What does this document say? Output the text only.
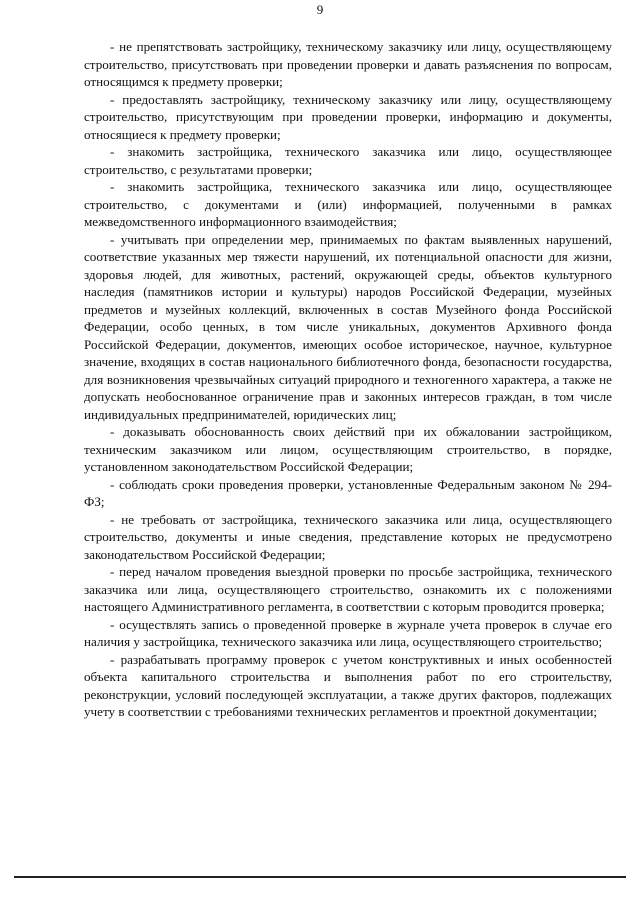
9

- не препятствовать застройщику, техническому заказчику или лицу, осуществляющему строительство, присутствовать при проведении проверки и давать разъяснения по вопросам, относящимся к предмету проверки;

- предоставлять застройщику, техническому заказчику или лицу, осуществляющему строительство, присутствующим при проведении проверки, информацию и документы, относящиеся к предмету проверки;

- знакомить застройщика, технического заказчика или лицо, осуществляющее строительство, с результатами проверки;

- знакомить застройщика, технического заказчика или лицо, осуществляющее строительство, с документами и (или) информацией, полученными в рамках межведомственного информационного взаимодействия;

- учитывать при определении мер, принимаемых по фактам выявленных нарушений, соответствие указанных мер тяжести нарушений, их потенциальной опасности для жизни, здоровья людей, для животных, растений, окружающей среды, объектов культурного наследия (памятников истории и культуры) народов Российской Федерации, музейных предметов и музейных коллекций, включенных в состав Музейного фонда Российской Федерации, особо ценных, в том числе уникальных, документов Архивного фонда Российской Федерации, документов, имеющих особое историческое, научное, культурное значение, входящих в состав национального библиотечного фонда, безопасности государства, для возникновения чрезвычайных ситуаций природного и техногенного характера, а также не допускать необоснованное ограничение прав и законных интересов граждан, в том числе индивидуальных предпринимателей, юридических лиц;

- доказывать обоснованность своих действий при их обжаловании застройщиком, техническим заказчиком или лицом, осуществляющим строительство, в порядке, установленном законодательством Российской Федерации;

- соблюдать сроки проведения проверки, установленные Федеральным законом № 294-ФЗ;

- не требовать от застройщика, технического заказчика или лица, осуществляющего строительство, документы и иные сведения, представление которых не предусмотрено законодательством Российской Федерации;

- перед началом проведения выездной проверки по просьбе застройщика, технического заказчика или лица, осуществляющего строительство, ознакомить их с положениями настоящего Административного регламента, в соответствии с которым проводится проверка;

- осуществлять запись о проведенной проверке в журнале учета проверок в случае его наличия у застройщика, технического заказчика или лица, осуществляющего строительство;

- разрабатывать программу проверок с учетом конструктивных и иных особенностей объекта капитального строительства и выполнения работ по его строительству, реконструкции, условий последующей эксплуатации, а также других факторов, подлежащих учету в соответствии с требованиями технических регламентов и проектной документации;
━━━━━━━━━━━━━━━━━━━━
[GIVEN INSTRUCTION] Scan the entries above and work out how many lines include the word "техническому"; the reply is that number alone.

[RESULT FOR THIS EXERCISE] 2